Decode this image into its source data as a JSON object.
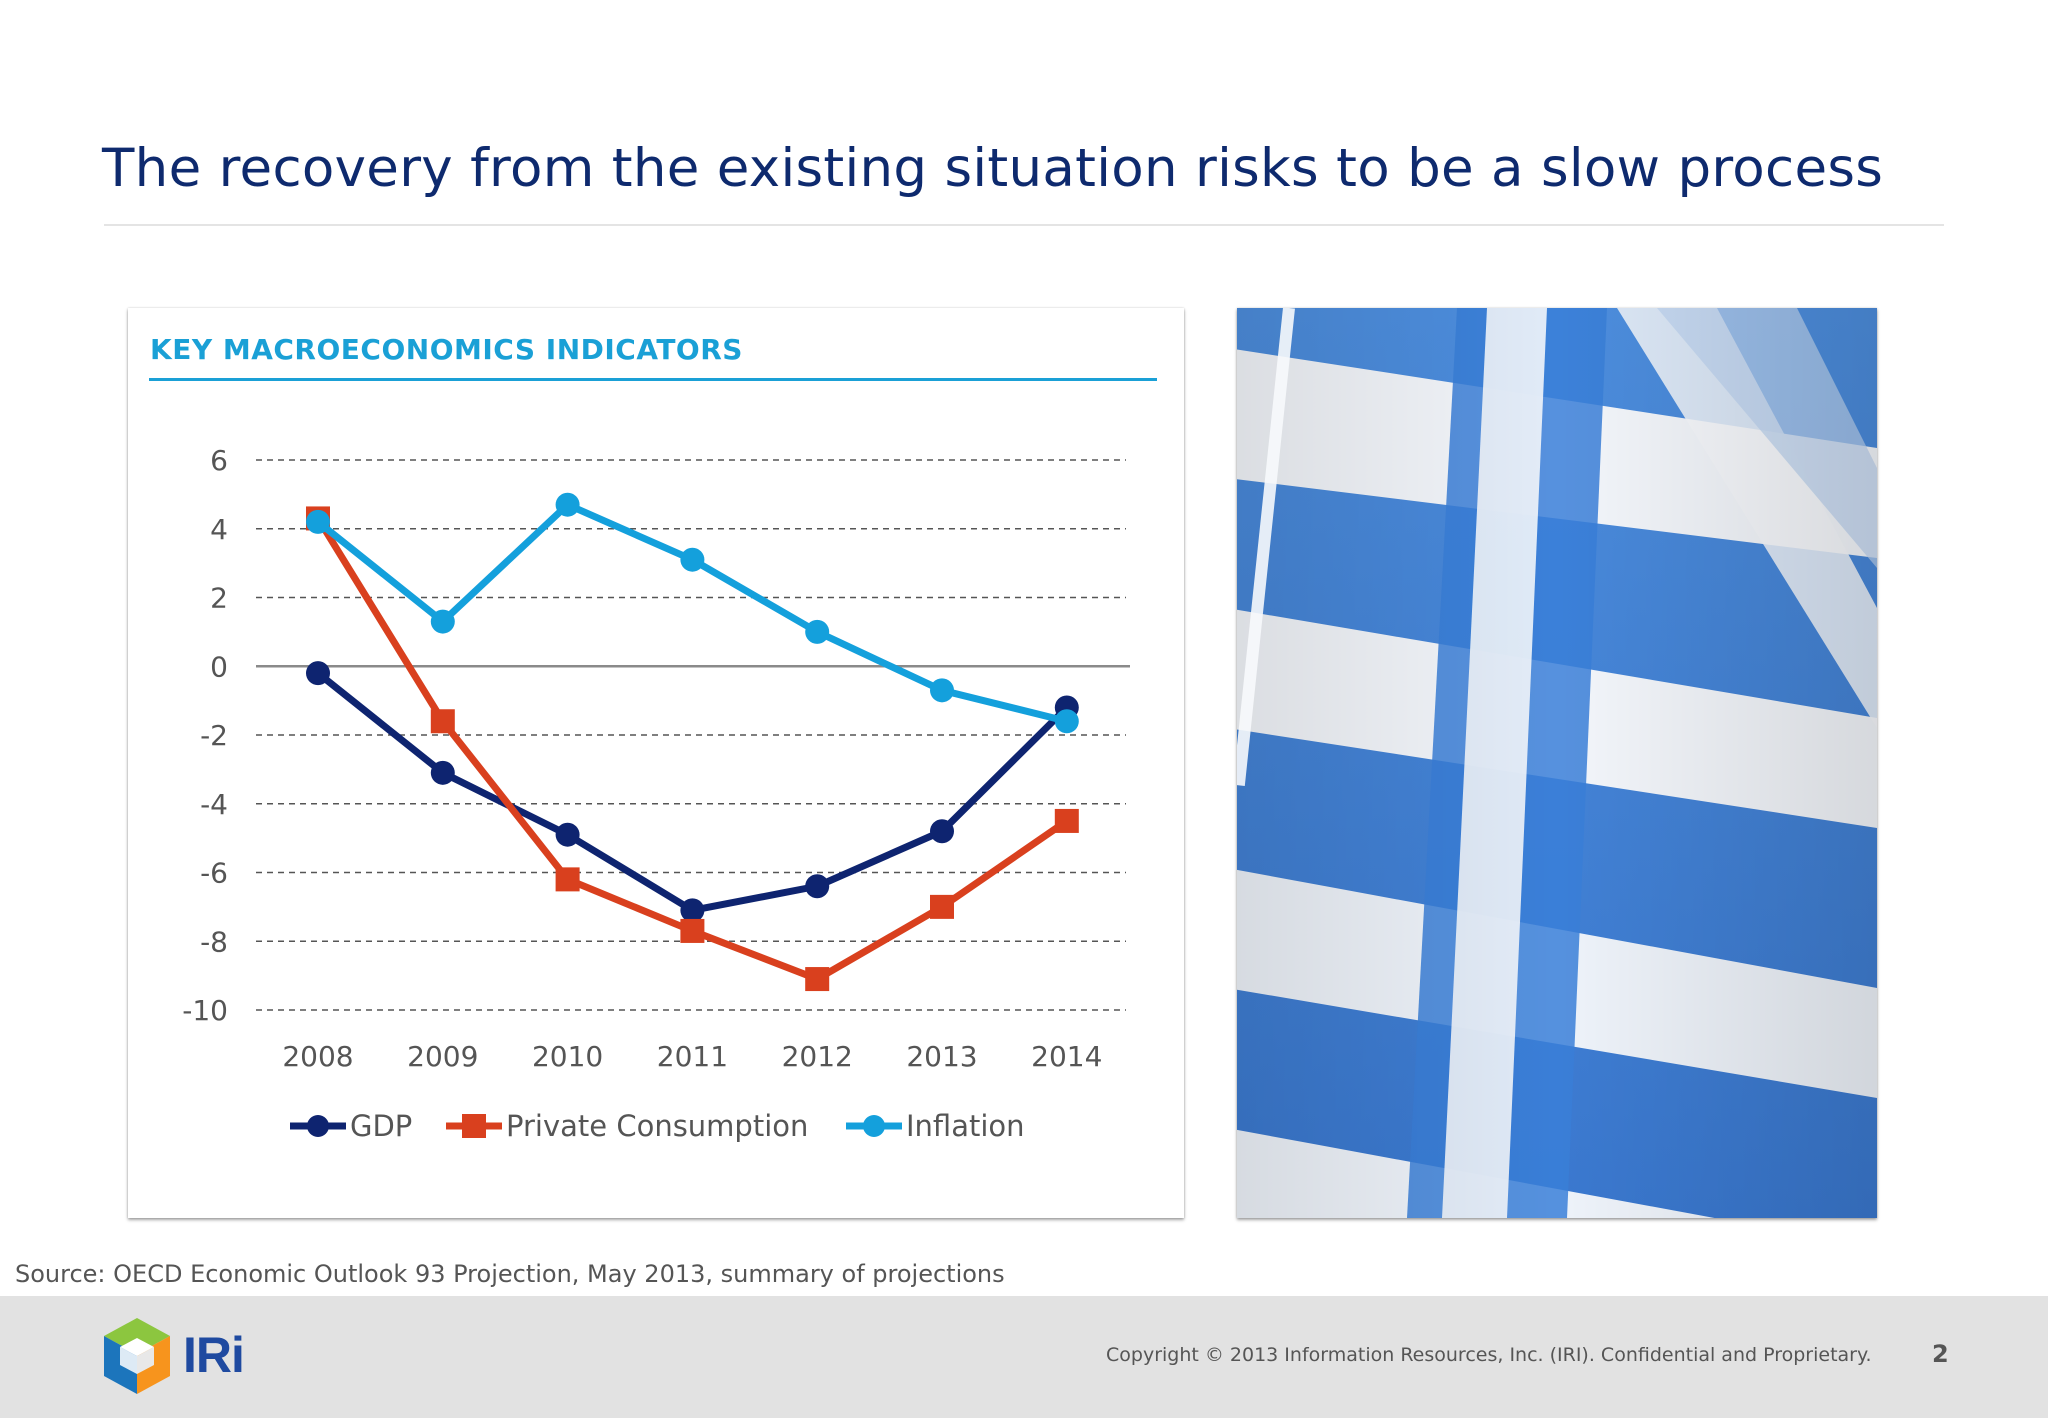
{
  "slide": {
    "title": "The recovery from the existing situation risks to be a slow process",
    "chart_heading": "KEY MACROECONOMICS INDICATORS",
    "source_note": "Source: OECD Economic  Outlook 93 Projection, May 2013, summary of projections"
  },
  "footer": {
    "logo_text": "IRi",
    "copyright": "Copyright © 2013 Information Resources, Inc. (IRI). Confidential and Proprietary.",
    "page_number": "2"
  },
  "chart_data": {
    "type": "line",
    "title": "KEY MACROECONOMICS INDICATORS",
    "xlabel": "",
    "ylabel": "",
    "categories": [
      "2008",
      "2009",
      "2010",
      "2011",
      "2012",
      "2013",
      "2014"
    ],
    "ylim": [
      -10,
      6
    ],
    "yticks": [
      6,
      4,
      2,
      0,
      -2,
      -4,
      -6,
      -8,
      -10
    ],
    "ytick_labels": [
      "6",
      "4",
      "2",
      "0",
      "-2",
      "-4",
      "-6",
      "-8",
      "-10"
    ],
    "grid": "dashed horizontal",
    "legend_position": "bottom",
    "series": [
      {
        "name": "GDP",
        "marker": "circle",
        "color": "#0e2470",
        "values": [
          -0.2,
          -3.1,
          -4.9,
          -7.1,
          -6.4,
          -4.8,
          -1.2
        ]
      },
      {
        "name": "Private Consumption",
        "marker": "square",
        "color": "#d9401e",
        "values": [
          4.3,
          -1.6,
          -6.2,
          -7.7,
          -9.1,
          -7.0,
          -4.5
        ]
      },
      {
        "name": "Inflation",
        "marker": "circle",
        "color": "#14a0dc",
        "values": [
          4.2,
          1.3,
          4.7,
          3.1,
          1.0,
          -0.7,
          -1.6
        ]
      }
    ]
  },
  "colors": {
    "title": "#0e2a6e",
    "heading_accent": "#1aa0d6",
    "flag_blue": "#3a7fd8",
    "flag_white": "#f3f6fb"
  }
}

— EXERCISE REQUIREMENTS —
Show every line above in which the word "INDICATORS" occurs.

— EXERCISE SOLUTION —
    "chart_heading": "KEY MACROECONOMICS INDICATORS",
    "title": "KEY MACROECONOMICS INDICATORS",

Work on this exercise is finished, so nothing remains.